# Task directions
Write out each entry again. Keep every word exactly as it is.

# Source material
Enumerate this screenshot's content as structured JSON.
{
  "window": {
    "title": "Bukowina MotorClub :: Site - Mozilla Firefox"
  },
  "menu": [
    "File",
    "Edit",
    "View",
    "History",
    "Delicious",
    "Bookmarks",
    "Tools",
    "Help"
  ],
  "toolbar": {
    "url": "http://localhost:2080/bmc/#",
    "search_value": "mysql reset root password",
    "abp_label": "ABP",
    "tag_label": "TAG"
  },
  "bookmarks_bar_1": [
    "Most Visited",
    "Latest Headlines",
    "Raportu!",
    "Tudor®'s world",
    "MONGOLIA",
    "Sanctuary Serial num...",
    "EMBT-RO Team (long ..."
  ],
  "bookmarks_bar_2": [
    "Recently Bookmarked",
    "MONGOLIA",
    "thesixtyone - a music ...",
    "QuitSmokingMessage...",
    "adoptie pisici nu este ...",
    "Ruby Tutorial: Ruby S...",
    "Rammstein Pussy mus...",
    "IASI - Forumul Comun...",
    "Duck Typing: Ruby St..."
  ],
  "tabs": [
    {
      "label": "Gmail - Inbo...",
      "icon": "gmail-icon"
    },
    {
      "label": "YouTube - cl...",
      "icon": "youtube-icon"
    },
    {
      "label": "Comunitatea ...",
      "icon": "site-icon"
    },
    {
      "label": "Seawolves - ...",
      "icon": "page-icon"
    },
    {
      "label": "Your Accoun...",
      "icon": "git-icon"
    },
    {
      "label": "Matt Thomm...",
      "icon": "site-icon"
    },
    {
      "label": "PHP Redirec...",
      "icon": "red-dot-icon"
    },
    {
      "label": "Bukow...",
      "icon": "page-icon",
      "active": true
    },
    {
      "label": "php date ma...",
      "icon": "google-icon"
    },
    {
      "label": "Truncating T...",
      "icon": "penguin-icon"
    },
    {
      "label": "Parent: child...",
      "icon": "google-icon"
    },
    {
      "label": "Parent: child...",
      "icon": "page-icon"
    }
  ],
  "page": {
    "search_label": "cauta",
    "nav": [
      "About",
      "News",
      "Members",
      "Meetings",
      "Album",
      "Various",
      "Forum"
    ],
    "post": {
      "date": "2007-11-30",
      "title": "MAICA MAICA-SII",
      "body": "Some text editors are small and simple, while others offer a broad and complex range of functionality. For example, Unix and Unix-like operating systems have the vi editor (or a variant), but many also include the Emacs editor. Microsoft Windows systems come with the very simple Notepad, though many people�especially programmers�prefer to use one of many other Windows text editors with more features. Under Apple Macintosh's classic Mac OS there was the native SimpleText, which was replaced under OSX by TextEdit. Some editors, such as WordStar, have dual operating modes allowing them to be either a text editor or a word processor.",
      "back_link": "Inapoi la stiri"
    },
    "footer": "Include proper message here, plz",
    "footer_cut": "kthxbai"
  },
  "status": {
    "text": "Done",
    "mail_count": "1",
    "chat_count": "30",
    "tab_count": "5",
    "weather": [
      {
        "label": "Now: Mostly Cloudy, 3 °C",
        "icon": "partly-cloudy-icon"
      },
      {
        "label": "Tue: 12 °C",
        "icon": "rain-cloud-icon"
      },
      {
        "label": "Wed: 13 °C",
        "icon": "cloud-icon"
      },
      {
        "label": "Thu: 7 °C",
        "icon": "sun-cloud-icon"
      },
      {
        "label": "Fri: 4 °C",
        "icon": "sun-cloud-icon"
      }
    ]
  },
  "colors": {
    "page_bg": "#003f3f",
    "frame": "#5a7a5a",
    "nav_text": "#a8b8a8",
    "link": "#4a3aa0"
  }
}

# Task response
Enumerate this screenshot's content as structured JSON.
{
  "window": {
    "title": "Bukowina MotorClub :: Site - Mozilla Firefox"
  },
  "menu": [
    "File",
    "Edit",
    "View",
    "History",
    "Delicious",
    "Bookmarks",
    "Tools",
    "Help"
  ],
  "toolbar": {
    "url": "http://localhost:2080/bmc/#",
    "search_value": "mysql reset root password",
    "abp_label": "ABP",
    "tag_label": "TAG"
  },
  "bookmarks_bar_1": [
    "Most Visited",
    "Latest Headlines",
    "Raportu!",
    "Tudor®'s world",
    "MONGOLIA",
    "Sanctuary Serial num...",
    "EMBT-RO Team (long ..."
  ],
  "bookmarks_bar_2": [
    "Recently Bookmarked",
    "MONGOLIA",
    "thesixtyone - a music ...",
    "QuitSmokingMessage...",
    "adoptie pisici nu este ...",
    "Ruby Tutorial: Ruby S...",
    "Rammstein Pussy mus...",
    "IASI - Forumul Comun...",
    "Duck Typing: Ruby St..."
  ],
  "tabs": [
    {
      "label": "Gmail - Inbo...",
      "icon": "gmail-icon"
    },
    {
      "label": "YouTube - cl...",
      "icon": "youtube-icon"
    },
    {
      "label": "Comunitatea ...",
      "icon": "site-icon"
    },
    {
      "label": "Seawolves - ...",
      "icon": "page-icon"
    },
    {
      "label": "Your Accoun...",
      "icon": "git-icon"
    },
    {
      "label": "Matt Thomm...",
      "icon": "site-icon"
    },
    {
      "label": "PHP Redirec...",
      "icon": "red-dot-icon"
    },
    {
      "label": "Bukow...",
      "icon": "page-icon",
      "active": true
    },
    {
      "label": "php date ma...",
      "icon": "google-icon"
    },
    {
      "label": "Truncating T...",
      "icon": "penguin-icon"
    },
    {
      "label": "Parent: child...",
      "icon": "google-icon"
    },
    {
      "label": "Parent: child...",
      "icon": "page-icon"
    }
  ],
  "page": {
    "search_label": "cauta",
    "nav": [
      "About",
      "News",
      "Members",
      "Meetings",
      "Album",
      "Various",
      "Forum"
    ],
    "post": {
      "date": "2007-11-30",
      "title": "MAICA MAICA-SII",
      "body": "Some text editors are small and simple, while others offer a broad and complex range of functionality. For example, Unix and Unix-like operating systems have the vi editor (or a variant), but many also include the Emacs editor. Microsoft Windows systems come with the very simple Notepad, though many people�especially programmers�prefer to use one of many other Windows text editors with more features. Under Apple Macintosh's classic Mac OS there was the native SimpleText, which was replaced under OSX by TextEdit. Some editors, such as WordStar, have dual operating modes allowing them to be either a text editor or a word processor.",
      "back_link": "Inapoi la stiri"
    },
    "footer": "Include proper message here, plz",
    "footer_cut": "kthxbai"
  },
  "status": {
    "text": "Done",
    "mail_count": "1",
    "chat_count": "30",
    "tab_count": "5",
    "weather": [
      {
        "label": "Now: Mostly Cloudy, 3 °C",
        "icon": "partly-cloudy-icon"
      },
      {
        "label": "Tue: 12 °C",
        "icon": "rain-cloud-icon"
      },
      {
        "label": "Wed: 13 °C",
        "icon": "cloud-icon"
      },
      {
        "label": "Thu: 7 °C",
        "icon": "sun-cloud-icon"
      },
      {
        "label": "Fri: 4 °C",
        "icon": "sun-cloud-icon"
      }
    ]
  },
  "colors": {
    "page_bg": "#003f3f",
    "frame": "#5a7a5a",
    "nav_text": "#a8b8a8",
    "link": "#4a3aa0"
  }
}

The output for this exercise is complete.